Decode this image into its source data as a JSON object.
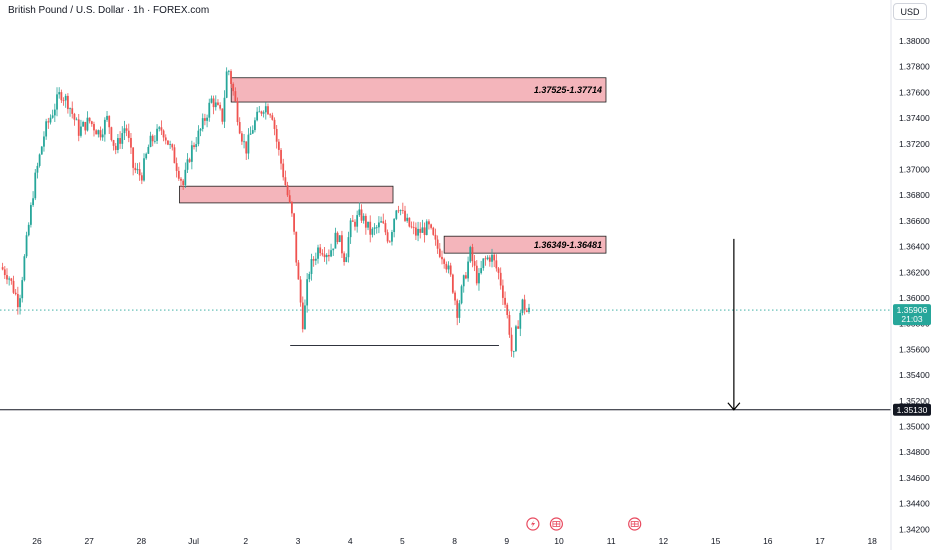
{
  "header": {
    "title": "British Pound / U.S. Dollar · 1h · FOREX.com",
    "currency_button": "USD"
  },
  "colors": {
    "up": "#26a69a",
    "down": "#ef5350",
    "zone_fill": "#f4b5bb",
    "zone_stroke": "#1e1e1e",
    "price_line": "#26a69a",
    "target_line": "#131722",
    "event_icon": "#e84a5f"
  },
  "chart_data": {
    "type": "candlestick",
    "symbol": "GBPUSD",
    "interval": "1h",
    "ylim": [
      1.341,
      1.3815
    ],
    "y_ticks": [
      "1.38000",
      "1.37800",
      "1.37600",
      "1.37400",
      "1.37200",
      "1.37000",
      "1.36800",
      "1.36600",
      "1.36400",
      "1.36200",
      "1.36000",
      "1.35800",
      "1.35600",
      "1.35400",
      "1.35200",
      "1.35000",
      "1.34800",
      "1.34600",
      "1.34400",
      "1.34200"
    ],
    "x_ticks": [
      "26",
      "27",
      "28",
      "Jul",
      "2",
      "3",
      "4",
      "5",
      "8",
      "9",
      "10",
      "11",
      "12",
      "15",
      "16",
      "17",
      "18"
    ],
    "x_tick_positions_days": [
      0,
      1,
      2,
      3,
      4,
      5,
      6,
      7,
      8,
      9,
      10,
      11,
      12,
      13,
      14,
      15,
      16
    ],
    "data_end_day": 9.45,
    "price_series": [
      [
        -0.7,
        1.3624
      ],
      [
        -0.55,
        1.3618
      ],
      [
        -0.35,
        1.3596
      ],
      [
        -0.25,
        1.3628
      ],
      [
        -0.05,
        1.369
      ],
      [
        0.15,
        1.373
      ],
      [
        0.25,
        1.374
      ],
      [
        0.45,
        1.376
      ],
      [
        0.6,
        1.3752
      ],
      [
        0.8,
        1.373
      ],
      [
        1.0,
        1.3738
      ],
      [
        1.2,
        1.3728
      ],
      [
        1.35,
        1.374
      ],
      [
        1.5,
        1.3715
      ],
      [
        1.7,
        1.3735
      ],
      [
        1.85,
        1.37
      ],
      [
        2.0,
        1.3695
      ],
      [
        2.15,
        1.372
      ],
      [
        2.4,
        1.3732
      ],
      [
        2.6,
        1.3712
      ],
      [
        2.8,
        1.3688
      ],
      [
        2.95,
        1.3715
      ],
      [
        3.15,
        1.3732
      ],
      [
        3.35,
        1.3755
      ],
      [
        3.55,
        1.374
      ],
      [
        3.65,
        1.3782
      ],
      [
        3.75,
        1.3762
      ],
      [
        3.9,
        1.373
      ],
      [
        4.0,
        1.3715
      ],
      [
        4.15,
        1.3735
      ],
      [
        4.35,
        1.375
      ],
      [
        4.5,
        1.3745
      ],
      [
        4.6,
        1.372
      ],
      [
        4.75,
        1.369
      ],
      [
        4.9,
        1.366
      ],
      [
        5.0,
        1.3615
      ],
      [
        5.1,
        1.3578
      ],
      [
        5.2,
        1.362
      ],
      [
        5.4,
        1.364
      ],
      [
        5.6,
        1.3635
      ],
      [
        5.75,
        1.365
      ],
      [
        5.9,
        1.363
      ],
      [
        6.0,
        1.3655
      ],
      [
        6.2,
        1.3665
      ],
      [
        6.4,
        1.365
      ],
      [
        6.6,
        1.3658
      ],
      [
        6.75,
        1.3645
      ],
      [
        6.9,
        1.3675
      ],
      [
        7.05,
        1.366
      ],
      [
        7.25,
        1.365
      ],
      [
        7.5,
        1.3655
      ],
      [
        7.65,
        1.364
      ],
      [
        7.8,
        1.3632
      ],
      [
        7.95,
        1.3612
      ],
      [
        8.05,
        1.359
      ],
      [
        8.15,
        1.3608
      ],
      [
        8.3,
        1.3635
      ],
      [
        8.45,
        1.3612
      ],
      [
        8.55,
        1.3628
      ],
      [
        8.7,
        1.3633
      ],
      [
        8.85,
        1.3618
      ],
      [
        8.95,
        1.36
      ],
      [
        9.05,
        1.3575
      ],
      [
        9.12,
        1.3548
      ],
      [
        9.18,
        1.3575
      ],
      [
        9.3,
        1.3596
      ],
      [
        9.4,
        1.3588
      ],
      [
        9.45,
        1.3591
      ]
    ],
    "zones": [
      {
        "label": "1.37525-1.37714",
        "low": 1.37525,
        "high": 1.37714,
        "from_day": 3.72,
        "to_day": 10.9
      },
      {
        "label": "",
        "low": 1.3674,
        "high": 1.3687,
        "from_day": 2.73,
        "to_day": 6.82
      },
      {
        "label": "1.36349-1.36481",
        "low": 1.36349,
        "high": 1.36481,
        "from_day": 7.8,
        "to_day": 10.9
      }
    ],
    "support_line": {
      "price": 1.3563,
      "from_day": 4.85,
      "to_day": 8.85
    },
    "current_price": "1.35906",
    "countdown": "21:03",
    "target_price": "1.35130",
    "target_arrow": {
      "day": 13.35,
      "from_price": 1.3646,
      "to_price": 1.3513
    },
    "event_icons": [
      "lightning-flag-icon",
      "gbp-flag-icon",
      "gbp-flag-icon"
    ],
    "event_icon_days": [
      9.5,
      9.95,
      11.45
    ],
    "grid": false,
    "legend": "none"
  }
}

___

*SHORT EXERCISE*:
Look through the entries above; copy each line where the string "flag" appears.

*FINAL RESULT*:
      "lightning-flag-icon",
      "gbp-flag-icon",
      "gbp-flag-icon"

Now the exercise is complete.